What is being asked: Please print the full listing exactly.
[BEGIN Input data]
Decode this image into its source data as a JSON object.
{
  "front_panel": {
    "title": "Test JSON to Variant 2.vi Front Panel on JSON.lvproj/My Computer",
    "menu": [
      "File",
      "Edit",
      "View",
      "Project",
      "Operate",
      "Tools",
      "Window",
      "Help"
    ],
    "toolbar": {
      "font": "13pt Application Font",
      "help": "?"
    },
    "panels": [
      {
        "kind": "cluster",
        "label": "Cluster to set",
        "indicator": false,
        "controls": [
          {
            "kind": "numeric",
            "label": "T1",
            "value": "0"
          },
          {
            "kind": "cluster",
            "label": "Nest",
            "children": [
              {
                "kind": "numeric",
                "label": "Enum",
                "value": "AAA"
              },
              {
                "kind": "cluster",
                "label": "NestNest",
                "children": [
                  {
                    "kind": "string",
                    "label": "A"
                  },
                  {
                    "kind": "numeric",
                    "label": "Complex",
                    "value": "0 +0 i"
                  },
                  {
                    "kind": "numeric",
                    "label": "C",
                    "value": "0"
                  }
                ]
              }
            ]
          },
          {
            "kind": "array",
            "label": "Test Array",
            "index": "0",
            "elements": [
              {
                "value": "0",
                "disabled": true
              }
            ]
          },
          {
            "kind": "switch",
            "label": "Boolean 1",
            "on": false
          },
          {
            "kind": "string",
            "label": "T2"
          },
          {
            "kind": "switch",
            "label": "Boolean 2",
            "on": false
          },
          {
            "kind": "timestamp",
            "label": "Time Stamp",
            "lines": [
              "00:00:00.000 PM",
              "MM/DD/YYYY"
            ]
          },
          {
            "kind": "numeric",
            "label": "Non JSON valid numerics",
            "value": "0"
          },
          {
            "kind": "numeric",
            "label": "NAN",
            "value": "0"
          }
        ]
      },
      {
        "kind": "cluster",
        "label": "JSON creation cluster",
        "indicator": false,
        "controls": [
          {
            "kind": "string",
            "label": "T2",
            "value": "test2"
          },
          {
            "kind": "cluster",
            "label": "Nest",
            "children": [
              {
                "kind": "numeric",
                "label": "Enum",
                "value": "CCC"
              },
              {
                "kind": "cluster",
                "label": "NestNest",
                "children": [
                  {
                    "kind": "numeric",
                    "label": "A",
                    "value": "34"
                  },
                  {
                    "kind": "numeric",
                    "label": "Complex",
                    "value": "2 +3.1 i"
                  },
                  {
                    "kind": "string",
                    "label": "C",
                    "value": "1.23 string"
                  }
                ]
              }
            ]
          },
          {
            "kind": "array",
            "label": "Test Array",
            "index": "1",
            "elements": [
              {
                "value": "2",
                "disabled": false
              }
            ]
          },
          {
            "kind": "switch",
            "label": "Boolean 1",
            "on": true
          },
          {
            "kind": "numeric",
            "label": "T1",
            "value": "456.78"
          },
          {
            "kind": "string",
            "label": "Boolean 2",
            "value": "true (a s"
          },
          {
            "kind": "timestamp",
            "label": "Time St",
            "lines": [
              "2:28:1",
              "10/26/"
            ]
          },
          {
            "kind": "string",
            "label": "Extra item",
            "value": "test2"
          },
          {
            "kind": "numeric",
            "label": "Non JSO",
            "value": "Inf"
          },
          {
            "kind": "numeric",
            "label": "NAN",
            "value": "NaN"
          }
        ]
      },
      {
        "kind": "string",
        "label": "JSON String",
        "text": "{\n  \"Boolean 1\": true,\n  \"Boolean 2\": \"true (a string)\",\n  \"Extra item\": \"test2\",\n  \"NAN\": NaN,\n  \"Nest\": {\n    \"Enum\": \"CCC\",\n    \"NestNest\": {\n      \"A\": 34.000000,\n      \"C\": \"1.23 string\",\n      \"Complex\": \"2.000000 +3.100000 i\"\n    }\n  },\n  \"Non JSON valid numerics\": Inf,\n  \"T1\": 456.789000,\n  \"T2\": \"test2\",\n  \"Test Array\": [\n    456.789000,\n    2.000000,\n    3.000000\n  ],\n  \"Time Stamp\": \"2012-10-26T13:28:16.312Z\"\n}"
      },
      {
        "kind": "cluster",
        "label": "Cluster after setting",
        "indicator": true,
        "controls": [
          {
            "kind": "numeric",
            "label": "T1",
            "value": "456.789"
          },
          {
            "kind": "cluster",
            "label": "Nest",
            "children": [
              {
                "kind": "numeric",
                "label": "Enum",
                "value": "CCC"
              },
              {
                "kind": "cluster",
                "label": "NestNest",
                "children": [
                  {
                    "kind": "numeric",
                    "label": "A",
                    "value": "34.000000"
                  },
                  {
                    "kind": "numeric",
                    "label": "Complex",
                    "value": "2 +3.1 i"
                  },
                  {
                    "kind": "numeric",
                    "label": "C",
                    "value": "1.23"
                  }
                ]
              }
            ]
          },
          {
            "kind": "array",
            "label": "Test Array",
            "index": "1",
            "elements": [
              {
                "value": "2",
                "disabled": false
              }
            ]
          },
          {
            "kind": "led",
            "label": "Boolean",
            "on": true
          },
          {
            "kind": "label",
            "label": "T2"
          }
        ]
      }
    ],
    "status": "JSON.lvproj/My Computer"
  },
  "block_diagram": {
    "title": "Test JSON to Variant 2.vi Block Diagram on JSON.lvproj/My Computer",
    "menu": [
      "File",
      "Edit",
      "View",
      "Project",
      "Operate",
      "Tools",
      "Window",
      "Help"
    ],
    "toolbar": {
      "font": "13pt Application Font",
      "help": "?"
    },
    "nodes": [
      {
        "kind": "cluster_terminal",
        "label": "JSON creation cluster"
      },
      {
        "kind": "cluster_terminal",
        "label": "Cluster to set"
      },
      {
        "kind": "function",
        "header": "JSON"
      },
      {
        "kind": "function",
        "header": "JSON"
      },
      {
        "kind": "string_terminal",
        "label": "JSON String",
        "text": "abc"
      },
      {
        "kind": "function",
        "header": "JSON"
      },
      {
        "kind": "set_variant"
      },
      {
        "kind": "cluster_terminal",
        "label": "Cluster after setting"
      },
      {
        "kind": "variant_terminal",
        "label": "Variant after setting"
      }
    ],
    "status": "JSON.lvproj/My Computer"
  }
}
[END Input data]
Task output:
Decode this image into its source data as a JSON object.
{
  "front_panel": {
    "title": "Test JSON to Variant 2.vi Front Panel on JSON.lvproj/My Computer",
    "menu": [
      "File",
      "Edit",
      "View",
      "Project",
      "Operate",
      "Tools",
      "Window",
      "Help"
    ],
    "toolbar": {
      "font": "13pt Application Font",
      "help": "?"
    },
    "panels": [
      {
        "kind": "cluster",
        "label": "Cluster to set",
        "indicator": false,
        "controls": [
          {
            "kind": "numeric",
            "label": "T1",
            "value": "0"
          },
          {
            "kind": "cluster",
            "label": "Nest",
            "children": [
              {
                "kind": "numeric",
                "label": "Enum",
                "value": "AAA"
              },
              {
                "kind": "cluster",
                "label": "NestNest",
                "children": [
                  {
                    "kind": "string",
                    "label": "A"
                  },
                  {
                    "kind": "numeric",
                    "label": "Complex",
                    "value": "0 +0 i"
                  },
                  {
                    "kind": "numeric",
                    "label": "C",
                    "value": "0"
                  }
                ]
              }
            ]
          },
          {
            "kind": "array",
            "label": "Test Array",
            "index": "0",
            "elements": [
              {
                "value": "0",
                "disabled": true
              }
            ]
          },
          {
            "kind": "switch",
            "label": "Boolean 1",
            "on": false
          },
          {
            "kind": "string",
            "label": "T2"
          },
          {
            "kind": "switch",
            "label": "Boolean 2",
            "on": false
          },
          {
            "kind": "timestamp",
            "label": "Time Stamp",
            "lines": [
              "00:00:00.000 PM",
              "MM/DD/YYYY"
            ]
          },
          {
            "kind": "numeric",
            "label": "Non JSON valid numerics",
            "value": "0"
          },
          {
            "kind": "numeric",
            "label": "NAN",
            "value": "0"
          }
        ]
      },
      {
        "kind": "cluster",
        "label": "JSON creation cluster",
        "indicator": false,
        "controls": [
          {
            "kind": "string",
            "label": "T2",
            "value": "test2"
          },
          {
            "kind": "cluster",
            "label": "Nest",
            "children": [
              {
                "kind": "numeric",
                "label": "Enum",
                "value": "CCC"
              },
              {
                "kind": "cluster",
                "label": "NestNest",
                "children": [
                  {
                    "kind": "numeric",
                    "label": "A",
                    "value": "34"
                  },
                  {
                    "kind": "numeric",
                    "label": "Complex",
                    "value": "2 +3.1 i"
                  },
                  {
                    "kind": "string",
                    "label": "C",
                    "value": "1.23 string"
                  }
                ]
              }
            ]
          },
          {
            "kind": "array",
            "label": "Test Array",
            "index": "1",
            "elements": [
              {
                "value": "2",
                "disabled": false
              }
            ]
          },
          {
            "kind": "switch",
            "label": "Boolean 1",
            "on": true
          },
          {
            "kind": "numeric",
            "label": "T1",
            "value": "456.78"
          },
          {
            "kind": "string",
            "label": "Boolean 2",
            "value": "true (a s"
          },
          {
            "kind": "timestamp",
            "label": "Time St",
            "lines": [
              "2:28:1",
              "10/26/"
            ]
          },
          {
            "kind": "string",
            "label": "Extra item",
            "value": "test2"
          },
          {
            "kind": "numeric",
            "label": "Non JSO",
            "value": "Inf"
          },
          {
            "kind": "numeric",
            "label": "NAN",
            "value": "NaN"
          }
        ]
      },
      {
        "kind": "string",
        "label": "JSON String",
        "text": "{\n  \"Boolean 1\": true,\n  \"Boolean 2\": \"true (a string)\",\n  \"Extra item\": \"test2\",\n  \"NAN\": NaN,\n  \"Nest\": {\n    \"Enum\": \"CCC\",\n    \"NestNest\": {\n      \"A\": 34.000000,\n      \"C\": \"1.23 string\",\n      \"Complex\": \"2.000000 +3.100000 i\"\n    }\n  },\n  \"Non JSON valid numerics\": Inf,\n  \"T1\": 456.789000,\n  \"T2\": \"test2\",\n  \"Test Array\": [\n    456.789000,\n    2.000000,\n    3.000000\n  ],\n  \"Time Stamp\": \"2012-10-26T13:28:16.312Z\"\n}"
      },
      {
        "kind": "cluster",
        "label": "Cluster after setting",
        "indicator": true,
        "controls": [
          {
            "kind": "numeric",
            "label": "T1",
            "value": "456.789"
          },
          {
            "kind": "cluster",
            "label": "Nest",
            "children": [
              {
                "kind": "numeric",
                "label": "Enum",
                "value": "CCC"
              },
              {
                "kind": "cluster",
                "label": "NestNest",
                "children": [
                  {
                    "kind": "numeric",
                    "label": "A",
                    "value": "34.000000"
                  },
                  {
                    "kind": "numeric",
                    "label": "Complex",
                    "value": "2 +3.1 i"
                  },
                  {
                    "kind": "numeric",
                    "label": "C",
                    "value": "1.23"
                  }
                ]
              }
            ]
          },
          {
            "kind": "array",
            "label": "Test Array",
            "index": "1",
            "elements": [
              {
                "value": "2",
                "disabled": false
              }
            ]
          },
          {
            "kind": "led",
            "label": "Boolean",
            "on": true
          },
          {
            "kind": "label",
            "label": "T2"
          }
        ]
      }
    ],
    "status": "JSON.lvproj/My Computer"
  },
  "block_diagram": {
    "title": "Test JSON to Variant 2.vi Block Diagram on JSON.lvproj/My Computer",
    "menu": [
      "File",
      "Edit",
      "View",
      "Project",
      "Operate",
      "Tools",
      "Window",
      "Help"
    ],
    "toolbar": {
      "font": "13pt Application Font",
      "help": "?"
    },
    "nodes": [
      {
        "kind": "cluster_terminal",
        "label": "JSON creation cluster"
      },
      {
        "kind": "cluster_terminal",
        "label": "Cluster to set"
      },
      {
        "kind": "function",
        "header": "JSON"
      },
      {
        "kind": "function",
        "header": "JSON"
      },
      {
        "kind": "string_terminal",
        "label": "JSON String",
        "text": "abc"
      },
      {
        "kind": "function",
        "header": "JSON"
      },
      {
        "kind": "set_variant"
      },
      {
        "kind": "cluster_terminal",
        "label": "Cluster after setting"
      },
      {
        "kind": "variant_terminal",
        "label": "Variant after setting"
      }
    ],
    "status": "JSON.lvproj/My Computer"
  }
}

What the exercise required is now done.